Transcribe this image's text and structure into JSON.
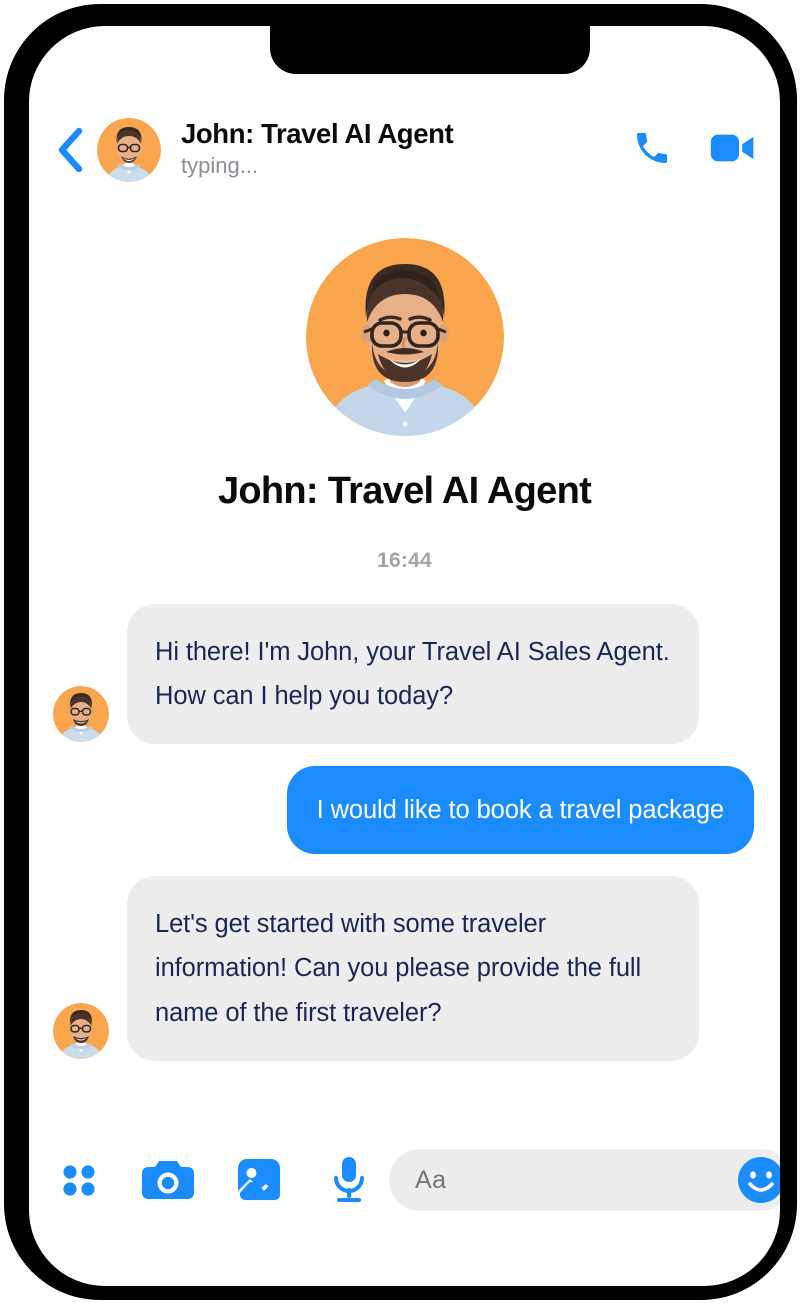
{
  "header": {
    "title": "John: Travel AI Agent",
    "status": "typing...",
    "back_icon": "chevron-left-icon",
    "call_icon": "phone-icon",
    "video_icon": "video-camera-icon"
  },
  "intro": {
    "name": "John: Travel AI Agent",
    "avatar_label": "john-profile-avatar"
  },
  "conversation": {
    "timestamp": "16:44",
    "messages": [
      {
        "id": "msg-1",
        "direction": "incoming",
        "sender": "John: Travel AI Agent",
        "text": "Hi there! I'm John, your Travel AI Sales Agent. How can I help you today?"
      },
      {
        "id": "msg-2",
        "direction": "outgoing",
        "sender": "You",
        "text": "I would like to book a travel package"
      },
      {
        "id": "msg-3",
        "direction": "incoming",
        "sender": "John: Travel AI Agent",
        "text": "Let's get started with some traveler information! Can you please provide the full name of the first traveler?"
      }
    ]
  },
  "composer": {
    "placeholder": "Aa",
    "value": "",
    "actions": [
      {
        "name": "more-apps-icon",
        "label": "More"
      },
      {
        "name": "camera-icon",
        "label": "Camera"
      },
      {
        "name": "image-gallery-icon",
        "label": "Gallery"
      },
      {
        "name": "microphone-icon",
        "label": "Voice message"
      }
    ],
    "emoji_icon": "smiley-face-icon",
    "like_icon": "thumbs-up-icon"
  },
  "colors": {
    "accent_blue": "#1b8cfd",
    "incoming_bubble": "#ededed",
    "incoming_text": "#1c2656",
    "outgoing_text": "#ffffff",
    "muted_text": "#8d8d94",
    "timestamp_text": "#a3a3ab",
    "avatar_bg": "#f9a council",
    "frame": "#000000",
    "screen": "#ffffff"
  }
}
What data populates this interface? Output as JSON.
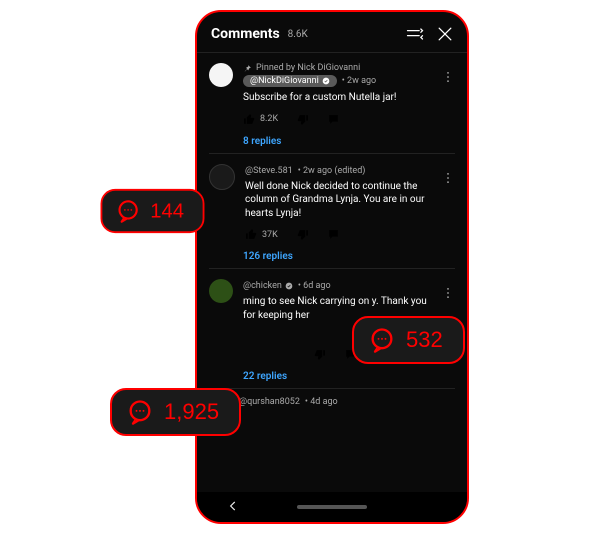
{
  "header": {
    "title": "Comments",
    "count_label": "8.6K"
  },
  "comments": [
    {
      "pinned_by": "Pinned by Nick DiGiovanni",
      "author_chip": "@NickDiGiovanni",
      "verified": true,
      "time": "2w ago",
      "text": "Subscribe for a custom Nutella jar!",
      "likes": "8.2K",
      "replies": "8 replies"
    },
    {
      "author": "@Steve.581",
      "time": "2w ago (edited)",
      "text": "Well done Nick decided to continue the column of Grandma Lynja. You are in our hearts Lynja!",
      "likes": "37K",
      "replies": "126 replies"
    },
    {
      "author": "@chicken",
      "verified": true,
      "time": "6d ago",
      "text": "ming to see Nick carrying on  y. Thank you for keeping her ",
      "replies": "22 replies"
    },
    {
      "author": "@qurshan8052",
      "time": "4d ago"
    }
  ],
  "badges": {
    "b1": "144",
    "b2": "532",
    "b3": "1,925"
  }
}
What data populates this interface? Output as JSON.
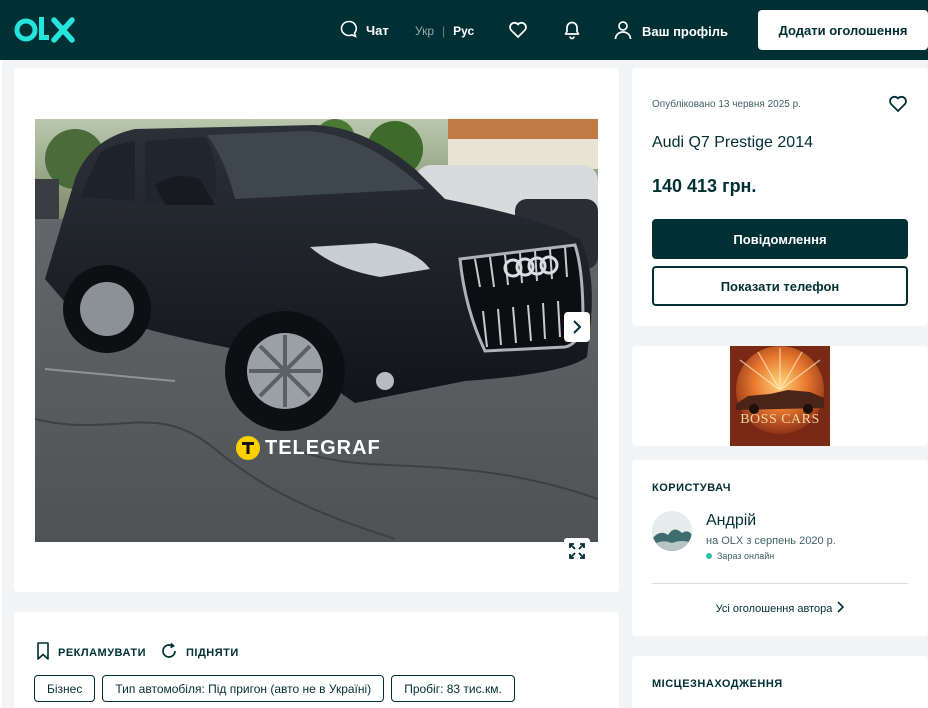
{
  "header": {
    "chat_label": "Чат",
    "lang_uk": "Укр",
    "lang_sep": "|",
    "lang_ru": "Рус",
    "profile_label": "Ваш профіль",
    "add_listing_label": "Додати оголошення"
  },
  "colors": {
    "brand_dark": "#002f34",
    "brand_teal": "#23e5db",
    "logo_yellow": "#ffce32",
    "page_bg": "#f2f4f5"
  },
  "gallery": {
    "watermark_text": "TELEGRAF"
  },
  "actions": {
    "promote_label": "РЕКЛАМУВАТИ",
    "raise_label": "ПІДНЯТИ"
  },
  "tags": [
    "Бізнес",
    "Тип автомобіля: Під пригон (авто не в Україні)",
    "Пробіг: 83 тис.км."
  ],
  "listing": {
    "published": "Опубліковано 13 червня 2025 р.",
    "title": "Audi Q7 Prestige 2014",
    "price": "140 413 грн.",
    "message_button": "Повідомлення",
    "phone_button": "Показати телефон"
  },
  "banner": {
    "text": "BOSS CARS"
  },
  "user": {
    "heading": "КОРИСТУВАЧ",
    "name": "Андрій",
    "since": "на OLX з серпень 2020 р.",
    "online": "Зараз онлайн",
    "all_ads": "Усі оголошення автора"
  },
  "location": {
    "heading": "МІСЦЕЗНАХОДЖЕННЯ"
  }
}
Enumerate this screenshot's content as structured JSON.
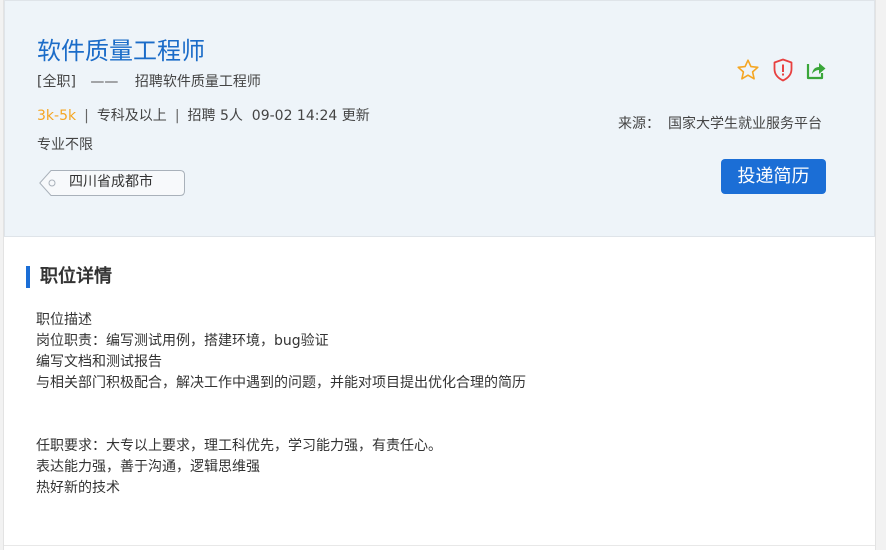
{
  "job": {
    "title": "软件质量工程师",
    "type": "[全职]",
    "dash": "——",
    "subtitle": "招聘软件质量工程师",
    "salary": "3k-5k",
    "sep": "|",
    "education": "专科及以上",
    "headcount": "招聘 5人",
    "updated": "09-02 14:24 更新",
    "major": "专业不限",
    "location": "四川省成都市"
  },
  "source": {
    "label": "来源：",
    "name": "国家大学生就业服务平台"
  },
  "actions": {
    "apply_label": "投递简历",
    "favorite_icon": "star-outline-icon",
    "report_icon": "shield-alert-icon",
    "share_icon": "share-arrow-icon"
  },
  "details": {
    "section_title": "职位详情",
    "lines": [
      "职位描述",
      "岗位职责：编写测试用例，搭建环境，bug验证",
      "编写文档和测试报告",
      "与相关部门积极配合，解决工作中遇到的问题，并能对项目提出优化合理的简历",
      "",
      "",
      "任职要求：大专以上要求，理工科优先，学习能力强，有责任心。",
      "表达能力强，善于沟通，逻辑思维强",
      "热好新的技术"
    ]
  },
  "colors": {
    "accent": "#1b6ed6",
    "title": "#1b6cc8",
    "salary": "#f5a623",
    "star": "#f5a623",
    "shield": "#e84040",
    "share": "#3aa63a",
    "header_bg": "#eef4f9"
  }
}
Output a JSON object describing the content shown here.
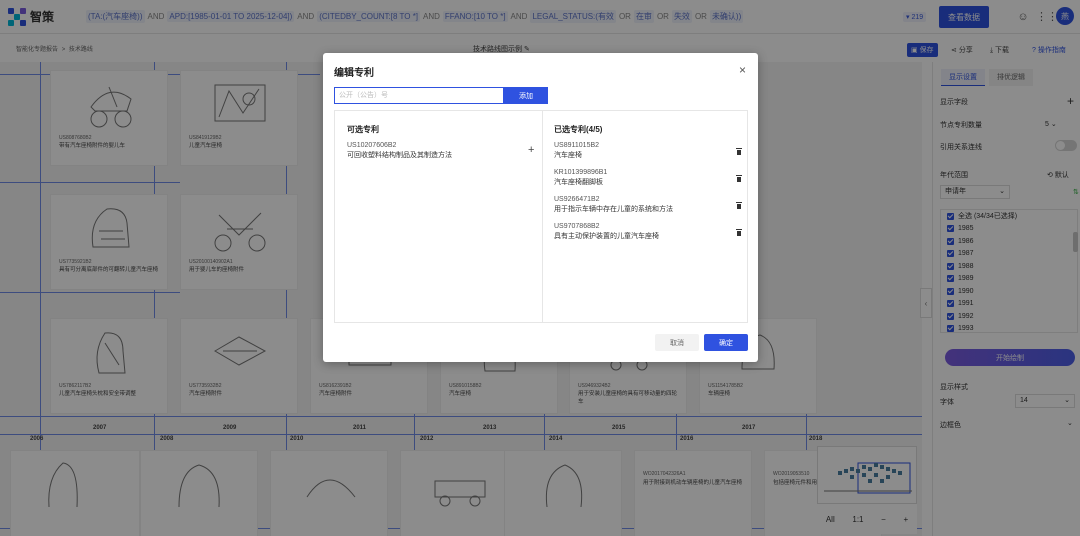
{
  "app": {
    "name": "智策",
    "query_parts": [
      {
        "type": "chip",
        "text": "(TA:(汽车座椅))"
      },
      {
        "type": "kw",
        "text": "AND"
      },
      {
        "type": "chip",
        "text": "APD:[1985-01-01 TO 2025-12-04])"
      },
      {
        "type": "kw",
        "text": "AND"
      },
      {
        "type": "chip",
        "text": "(CITEDBY_COUNT:[8 TO *]"
      },
      {
        "type": "kw",
        "text": "AND"
      },
      {
        "type": "chip",
        "text": "FFANO:[10 TO *]"
      },
      {
        "type": "kw",
        "text": "AND"
      },
      {
        "type": "chip",
        "text": "LEGAL_STATUS:(有效"
      },
      {
        "type": "kw",
        "text": "OR"
      },
      {
        "type": "chip",
        "text": "在审"
      },
      {
        "type": "kw",
        "text": "OR"
      },
      {
        "type": "chip",
        "text": "失效"
      },
      {
        "type": "kw",
        "text": "OR"
      },
      {
        "type": "chip",
        "text": "未确认))"
      }
    ],
    "count_badge": "219",
    "view_data_label": "查看数据",
    "avatar_text": "燕"
  },
  "subbar": {
    "breadcrumb_1": "智能化专题报告",
    "breadcrumb_sep": ">",
    "breadcrumb_2": "技术路线",
    "doc_title": "技术路线图示例",
    "save": "保存",
    "share": "分享",
    "download": "下载",
    "guide": "操作指南"
  },
  "canvas": {
    "cards": [
      {
        "pn": "US8087680B2",
        "title": "带有汽车座椅附件的婴儿车"
      },
      {
        "pn": "US8419129B2",
        "title": "儿童汽车座椅"
      },
      {
        "pn": "US7735921B2",
        "title": "具有可分离底部件的可翻转儿童汽车座椅"
      },
      {
        "pn": "US20100140902A1",
        "title": "用于婴儿车的座椅附件"
      },
      {
        "pn": "US7862117B2",
        "title": "儿童汽车座椅头枕和安全带调整"
      },
      {
        "pn": "US7735932B2",
        "title": "汽车座椅附件"
      },
      {
        "pn": "US8162391B2",
        "title": "汽车座椅附件"
      },
      {
        "pn": "US8910158B2",
        "title": "汽车座椅"
      },
      {
        "pn": "US9469324B2",
        "title": "用于安装儿童座椅的具有可移动量的四轮车"
      },
      {
        "pn": "US11541785B2",
        "title": "车辆座椅"
      },
      {
        "pn": "WO2017042326A1",
        "title": "用于附接到机动车辆座椅的儿童汽车座椅"
      },
      {
        "pn": "WO2019053510",
        "title": "包括座椅元件和用于座椅的基座的儿童"
      }
    ],
    "years_top": [
      "2007",
      "2009",
      "2011",
      "2013",
      "2015",
      "2017"
    ],
    "years_bottom": [
      "2006",
      "2008",
      "2010",
      "2012",
      "2014",
      "2016",
      "2018"
    ],
    "minimap_all": "All",
    "minimap_ratio": "1:1",
    "minimap_minus": "−",
    "minimap_plus": "+"
  },
  "panel": {
    "tab_display": "显示设置",
    "tab_sort": "排优逻辑",
    "display_fields": "显示字段",
    "node_count_label": "节点专利数量",
    "node_count_value": "5",
    "cite_line_label": "引用关系连线",
    "year_range_label": "年代范围",
    "reset_label": "默认",
    "year_type": "申请年",
    "select_all": "全选 (34/34已选择)",
    "years": [
      "1985",
      "1986",
      "1987",
      "1988",
      "1989",
      "1990",
      "1991",
      "1992",
      "1993"
    ],
    "draw_button": "开始绘制",
    "display_style": "显示样式",
    "font_label": "字体",
    "font_value": "14",
    "border_color": "边框色"
  },
  "modal": {
    "title": "编辑专利",
    "input_placeholder": "公开（公告）号",
    "add_button": "添加",
    "available_title": "可选专利",
    "available": [
      {
        "pn": "US10207606B2",
        "title": "可回收塑料结构制品及其制造方法"
      }
    ],
    "selected_title": "已选专利(4/5)",
    "selected": [
      {
        "pn": "US8911015B2",
        "title": "汽车座椅"
      },
      {
        "pn": "KR101399896B1",
        "title": "汽车座椅翻脚板"
      },
      {
        "pn": "US9266471B2",
        "title": "用于指示车辆中存在儿童的系统和方法"
      },
      {
        "pn": "US9707868B2",
        "title": "具有主动保护装置的儿童汽车座椅"
      }
    ],
    "cancel": "取消",
    "confirm": "确定"
  },
  "colors": {
    "primary": "#2f52e0",
    "line": "#6f8ae8",
    "overlay": "rgba(0,0,0,0.45)"
  }
}
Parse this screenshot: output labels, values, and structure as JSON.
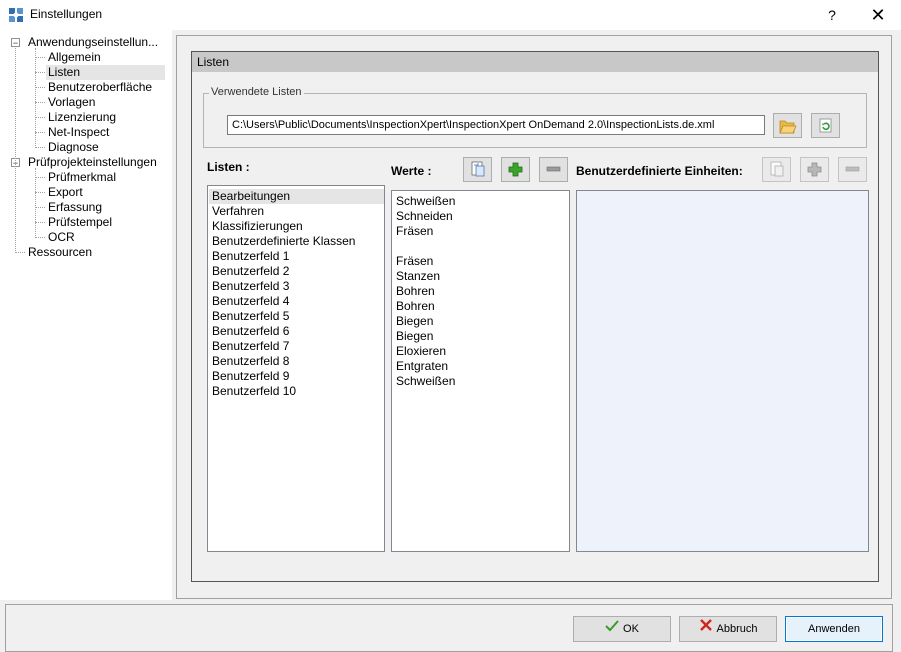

● **Stated task**: What is the number of lines in the data that hold the word "Agent"? Reply with that number and nothing else.

● **Output for this task**: 5